PROMPT: Give the listing below again in full, exactly as written.

AVAILABLE RECORDS:
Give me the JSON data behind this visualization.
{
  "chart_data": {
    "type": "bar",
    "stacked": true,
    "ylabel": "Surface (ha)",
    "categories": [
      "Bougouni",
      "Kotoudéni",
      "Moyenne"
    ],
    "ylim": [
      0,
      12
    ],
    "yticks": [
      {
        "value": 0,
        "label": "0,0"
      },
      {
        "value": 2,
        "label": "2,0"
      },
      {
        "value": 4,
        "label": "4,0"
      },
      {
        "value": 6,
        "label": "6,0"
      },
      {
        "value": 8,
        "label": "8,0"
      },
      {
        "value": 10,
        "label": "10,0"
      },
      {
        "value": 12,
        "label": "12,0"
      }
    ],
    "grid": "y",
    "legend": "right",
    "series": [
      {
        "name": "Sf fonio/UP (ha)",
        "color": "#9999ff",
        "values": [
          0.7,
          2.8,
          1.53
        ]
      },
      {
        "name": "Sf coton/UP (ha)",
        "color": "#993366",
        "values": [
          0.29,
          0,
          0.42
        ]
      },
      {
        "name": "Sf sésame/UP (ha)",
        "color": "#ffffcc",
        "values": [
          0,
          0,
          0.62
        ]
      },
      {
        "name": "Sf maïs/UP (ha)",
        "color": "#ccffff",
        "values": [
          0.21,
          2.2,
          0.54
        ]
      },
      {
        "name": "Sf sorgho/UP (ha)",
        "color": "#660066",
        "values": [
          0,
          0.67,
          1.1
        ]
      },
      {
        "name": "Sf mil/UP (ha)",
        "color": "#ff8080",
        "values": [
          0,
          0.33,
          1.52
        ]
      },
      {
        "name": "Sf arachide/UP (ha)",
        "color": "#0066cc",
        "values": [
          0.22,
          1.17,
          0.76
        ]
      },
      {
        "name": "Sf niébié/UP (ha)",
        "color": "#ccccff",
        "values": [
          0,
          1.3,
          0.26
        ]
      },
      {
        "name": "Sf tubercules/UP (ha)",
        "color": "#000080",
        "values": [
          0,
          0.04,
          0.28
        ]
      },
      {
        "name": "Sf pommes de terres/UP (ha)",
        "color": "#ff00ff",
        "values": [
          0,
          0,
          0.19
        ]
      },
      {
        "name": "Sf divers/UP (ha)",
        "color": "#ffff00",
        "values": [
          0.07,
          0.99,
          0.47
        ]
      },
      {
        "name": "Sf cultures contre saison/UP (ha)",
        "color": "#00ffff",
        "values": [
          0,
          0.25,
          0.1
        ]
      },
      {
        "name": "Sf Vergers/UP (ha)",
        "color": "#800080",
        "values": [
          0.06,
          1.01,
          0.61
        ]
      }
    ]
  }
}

SOLUTION BELOW:
Give me the JSON data behind this visualization.
{
  "chart_data": {
    "type": "bar",
    "stacked": true,
    "ylabel": "Surface (ha)",
    "categories": [
      "Bougouni",
      "Kotoudéni",
      "Moyenne"
    ],
    "ylim": [
      0,
      12
    ],
    "yticks": [
      {
        "value": 0,
        "label": "0,0"
      },
      {
        "value": 2,
        "label": "2,0"
      },
      {
        "value": 4,
        "label": "4,0"
      },
      {
        "value": 6,
        "label": "6,0"
      },
      {
        "value": 8,
        "label": "8,0"
      },
      {
        "value": 10,
        "label": "10,0"
      },
      {
        "value": 12,
        "label": "12,0"
      }
    ],
    "grid": "y",
    "legend": "right",
    "series": [
      {
        "name": "Sf fonio/UP (ha)",
        "color": "#9999ff",
        "values": [
          0.7,
          2.8,
          1.53
        ]
      },
      {
        "name": "Sf coton/UP (ha)",
        "color": "#993366",
        "values": [
          0.29,
          0,
          0.42
        ]
      },
      {
        "name": "Sf sésame/UP (ha)",
        "color": "#ffffcc",
        "values": [
          0,
          0,
          0.62
        ]
      },
      {
        "name": "Sf maïs/UP (ha)",
        "color": "#ccffff",
        "values": [
          0.21,
          2.2,
          0.54
        ]
      },
      {
        "name": "Sf sorgho/UP (ha)",
        "color": "#660066",
        "values": [
          0,
          0.67,
          1.1
        ]
      },
      {
        "name": "Sf mil/UP (ha)",
        "color": "#ff8080",
        "values": [
          0,
          0.33,
          1.52
        ]
      },
      {
        "name": "Sf arachide/UP (ha)",
        "color": "#0066cc",
        "values": [
          0.22,
          1.17,
          0.76
        ]
      },
      {
        "name": "Sf niébié/UP (ha)",
        "color": "#ccccff",
        "values": [
          0,
          1.3,
          0.26
        ]
      },
      {
        "name": "Sf tubercules/UP (ha)",
        "color": "#000080",
        "values": [
          0,
          0.04,
          0.28
        ]
      },
      {
        "name": "Sf pommes de terres/UP (ha)",
        "color": "#ff00ff",
        "values": [
          0,
          0,
          0.19
        ]
      },
      {
        "name": "Sf divers/UP (ha)",
        "color": "#ffff00",
        "values": [
          0.07,
          0.99,
          0.47
        ]
      },
      {
        "name": "Sf cultures contre saison/UP (ha)",
        "color": "#00ffff",
        "values": [
          0,
          0.25,
          0.1
        ]
      },
      {
        "name": "Sf Vergers/UP (ha)",
        "color": "#800080",
        "values": [
          0.06,
          1.01,
          0.61
        ]
      }
    ]
  }
}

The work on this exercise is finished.